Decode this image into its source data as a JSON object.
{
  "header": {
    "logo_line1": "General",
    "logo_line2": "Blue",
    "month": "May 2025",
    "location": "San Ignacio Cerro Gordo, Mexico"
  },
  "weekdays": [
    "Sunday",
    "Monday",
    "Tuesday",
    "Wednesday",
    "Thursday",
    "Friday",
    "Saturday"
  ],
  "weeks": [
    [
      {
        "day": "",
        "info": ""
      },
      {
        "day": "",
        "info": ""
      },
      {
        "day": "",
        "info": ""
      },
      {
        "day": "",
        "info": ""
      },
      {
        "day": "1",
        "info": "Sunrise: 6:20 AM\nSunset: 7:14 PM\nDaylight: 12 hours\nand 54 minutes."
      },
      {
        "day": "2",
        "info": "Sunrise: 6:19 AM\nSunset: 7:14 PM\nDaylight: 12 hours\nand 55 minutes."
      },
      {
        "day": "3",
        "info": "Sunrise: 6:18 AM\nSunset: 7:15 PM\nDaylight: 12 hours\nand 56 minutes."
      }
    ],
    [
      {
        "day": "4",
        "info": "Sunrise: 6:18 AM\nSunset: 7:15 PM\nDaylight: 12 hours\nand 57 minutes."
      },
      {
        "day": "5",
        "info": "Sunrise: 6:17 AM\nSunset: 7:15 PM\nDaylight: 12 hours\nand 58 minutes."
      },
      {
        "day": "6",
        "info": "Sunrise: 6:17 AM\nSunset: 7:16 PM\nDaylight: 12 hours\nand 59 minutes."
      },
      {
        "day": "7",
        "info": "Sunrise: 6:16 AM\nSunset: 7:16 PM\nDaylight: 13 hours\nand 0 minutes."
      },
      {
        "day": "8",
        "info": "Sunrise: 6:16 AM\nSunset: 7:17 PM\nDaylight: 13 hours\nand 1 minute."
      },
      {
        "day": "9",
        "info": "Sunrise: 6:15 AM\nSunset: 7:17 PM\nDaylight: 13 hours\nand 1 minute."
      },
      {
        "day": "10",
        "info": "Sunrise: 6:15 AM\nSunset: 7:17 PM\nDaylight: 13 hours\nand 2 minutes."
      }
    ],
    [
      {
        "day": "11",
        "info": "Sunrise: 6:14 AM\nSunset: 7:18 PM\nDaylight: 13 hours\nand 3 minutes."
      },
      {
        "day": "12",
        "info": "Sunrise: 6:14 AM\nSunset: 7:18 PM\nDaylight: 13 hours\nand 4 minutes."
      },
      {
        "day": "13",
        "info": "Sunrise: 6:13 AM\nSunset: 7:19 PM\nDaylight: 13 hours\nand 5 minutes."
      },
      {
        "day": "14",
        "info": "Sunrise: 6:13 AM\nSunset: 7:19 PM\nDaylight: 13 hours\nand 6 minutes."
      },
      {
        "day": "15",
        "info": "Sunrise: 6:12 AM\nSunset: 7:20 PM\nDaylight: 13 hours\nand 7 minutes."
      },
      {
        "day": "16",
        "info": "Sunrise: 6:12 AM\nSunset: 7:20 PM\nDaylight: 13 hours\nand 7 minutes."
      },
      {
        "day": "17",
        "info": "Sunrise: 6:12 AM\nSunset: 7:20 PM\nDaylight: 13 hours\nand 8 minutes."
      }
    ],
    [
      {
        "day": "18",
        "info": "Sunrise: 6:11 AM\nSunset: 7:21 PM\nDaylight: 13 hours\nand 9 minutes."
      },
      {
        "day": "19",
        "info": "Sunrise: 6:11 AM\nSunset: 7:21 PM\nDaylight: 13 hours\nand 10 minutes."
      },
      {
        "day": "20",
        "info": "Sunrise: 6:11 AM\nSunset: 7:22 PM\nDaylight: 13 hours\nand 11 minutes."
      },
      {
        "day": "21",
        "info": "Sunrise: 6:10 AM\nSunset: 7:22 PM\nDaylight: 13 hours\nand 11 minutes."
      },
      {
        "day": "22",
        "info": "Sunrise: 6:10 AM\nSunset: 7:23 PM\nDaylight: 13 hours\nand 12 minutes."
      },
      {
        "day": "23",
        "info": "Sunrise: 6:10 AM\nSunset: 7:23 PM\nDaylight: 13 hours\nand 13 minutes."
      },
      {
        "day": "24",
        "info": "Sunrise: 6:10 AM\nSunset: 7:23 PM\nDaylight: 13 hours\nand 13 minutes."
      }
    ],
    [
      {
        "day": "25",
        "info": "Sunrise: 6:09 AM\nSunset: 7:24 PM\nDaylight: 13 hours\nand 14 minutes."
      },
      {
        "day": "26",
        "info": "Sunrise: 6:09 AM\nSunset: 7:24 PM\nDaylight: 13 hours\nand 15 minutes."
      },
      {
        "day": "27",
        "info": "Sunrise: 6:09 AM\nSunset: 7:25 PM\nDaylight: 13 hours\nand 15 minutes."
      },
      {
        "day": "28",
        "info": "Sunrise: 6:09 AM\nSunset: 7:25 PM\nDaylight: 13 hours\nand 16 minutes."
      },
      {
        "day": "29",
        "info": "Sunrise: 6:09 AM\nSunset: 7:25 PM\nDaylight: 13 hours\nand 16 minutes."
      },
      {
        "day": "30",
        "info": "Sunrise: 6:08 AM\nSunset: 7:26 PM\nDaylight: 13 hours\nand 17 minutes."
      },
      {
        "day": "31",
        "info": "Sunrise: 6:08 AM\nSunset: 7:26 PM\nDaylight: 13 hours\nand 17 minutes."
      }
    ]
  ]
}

**Written task:** Exactly reproduce all of the entries.

**Task answer:**
Decode this image into its source data as a JSON object.
{
  "header": {
    "logo_line1": "General",
    "logo_line2": "Blue",
    "month": "May 2025",
    "location": "San Ignacio Cerro Gordo, Mexico"
  },
  "weekdays": [
    "Sunday",
    "Monday",
    "Tuesday",
    "Wednesday",
    "Thursday",
    "Friday",
    "Saturday"
  ],
  "weeks": [
    [
      {
        "day": "",
        "info": ""
      },
      {
        "day": "",
        "info": ""
      },
      {
        "day": "",
        "info": ""
      },
      {
        "day": "",
        "info": ""
      },
      {
        "day": "1",
        "info": "Sunrise: 6:20 AM\nSunset: 7:14 PM\nDaylight: 12 hours\nand 54 minutes."
      },
      {
        "day": "2",
        "info": "Sunrise: 6:19 AM\nSunset: 7:14 PM\nDaylight: 12 hours\nand 55 minutes."
      },
      {
        "day": "3",
        "info": "Sunrise: 6:18 AM\nSunset: 7:15 PM\nDaylight: 12 hours\nand 56 minutes."
      }
    ],
    [
      {
        "day": "4",
        "info": "Sunrise: 6:18 AM\nSunset: 7:15 PM\nDaylight: 12 hours\nand 57 minutes."
      },
      {
        "day": "5",
        "info": "Sunrise: 6:17 AM\nSunset: 7:15 PM\nDaylight: 12 hours\nand 58 minutes."
      },
      {
        "day": "6",
        "info": "Sunrise: 6:17 AM\nSunset: 7:16 PM\nDaylight: 12 hours\nand 59 minutes."
      },
      {
        "day": "7",
        "info": "Sunrise: 6:16 AM\nSunset: 7:16 PM\nDaylight: 13 hours\nand 0 minutes."
      },
      {
        "day": "8",
        "info": "Sunrise: 6:16 AM\nSunset: 7:17 PM\nDaylight: 13 hours\nand 1 minute."
      },
      {
        "day": "9",
        "info": "Sunrise: 6:15 AM\nSunset: 7:17 PM\nDaylight: 13 hours\nand 1 minute."
      },
      {
        "day": "10",
        "info": "Sunrise: 6:15 AM\nSunset: 7:17 PM\nDaylight: 13 hours\nand 2 minutes."
      }
    ],
    [
      {
        "day": "11",
        "info": "Sunrise: 6:14 AM\nSunset: 7:18 PM\nDaylight: 13 hours\nand 3 minutes."
      },
      {
        "day": "12",
        "info": "Sunrise: 6:14 AM\nSunset: 7:18 PM\nDaylight: 13 hours\nand 4 minutes."
      },
      {
        "day": "13",
        "info": "Sunrise: 6:13 AM\nSunset: 7:19 PM\nDaylight: 13 hours\nand 5 minutes."
      },
      {
        "day": "14",
        "info": "Sunrise: 6:13 AM\nSunset: 7:19 PM\nDaylight: 13 hours\nand 6 minutes."
      },
      {
        "day": "15",
        "info": "Sunrise: 6:12 AM\nSunset: 7:20 PM\nDaylight: 13 hours\nand 7 minutes."
      },
      {
        "day": "16",
        "info": "Sunrise: 6:12 AM\nSunset: 7:20 PM\nDaylight: 13 hours\nand 7 minutes."
      },
      {
        "day": "17",
        "info": "Sunrise: 6:12 AM\nSunset: 7:20 PM\nDaylight: 13 hours\nand 8 minutes."
      }
    ],
    [
      {
        "day": "18",
        "info": "Sunrise: 6:11 AM\nSunset: 7:21 PM\nDaylight: 13 hours\nand 9 minutes."
      },
      {
        "day": "19",
        "info": "Sunrise: 6:11 AM\nSunset: 7:21 PM\nDaylight: 13 hours\nand 10 minutes."
      },
      {
        "day": "20",
        "info": "Sunrise: 6:11 AM\nSunset: 7:22 PM\nDaylight: 13 hours\nand 11 minutes."
      },
      {
        "day": "21",
        "info": "Sunrise: 6:10 AM\nSunset: 7:22 PM\nDaylight: 13 hours\nand 11 minutes."
      },
      {
        "day": "22",
        "info": "Sunrise: 6:10 AM\nSunset: 7:23 PM\nDaylight: 13 hours\nand 12 minutes."
      },
      {
        "day": "23",
        "info": "Sunrise: 6:10 AM\nSunset: 7:23 PM\nDaylight: 13 hours\nand 13 minutes."
      },
      {
        "day": "24",
        "info": "Sunrise: 6:10 AM\nSunset: 7:23 PM\nDaylight: 13 hours\nand 13 minutes."
      }
    ],
    [
      {
        "day": "25",
        "info": "Sunrise: 6:09 AM\nSunset: 7:24 PM\nDaylight: 13 hours\nand 14 minutes."
      },
      {
        "day": "26",
        "info": "Sunrise: 6:09 AM\nSunset: 7:24 PM\nDaylight: 13 hours\nand 15 minutes."
      },
      {
        "day": "27",
        "info": "Sunrise: 6:09 AM\nSunset: 7:25 PM\nDaylight: 13 hours\nand 15 minutes."
      },
      {
        "day": "28",
        "info": "Sunrise: 6:09 AM\nSunset: 7:25 PM\nDaylight: 13 hours\nand 16 minutes."
      },
      {
        "day": "29",
        "info": "Sunrise: 6:09 AM\nSunset: 7:25 PM\nDaylight: 13 hours\nand 16 minutes."
      },
      {
        "day": "30",
        "info": "Sunrise: 6:08 AM\nSunset: 7:26 PM\nDaylight: 13 hours\nand 17 minutes."
      },
      {
        "day": "31",
        "info": "Sunrise: 6:08 AM\nSunset: 7:26 PM\nDaylight: 13 hours\nand 17 minutes."
      }
    ]
  ]
}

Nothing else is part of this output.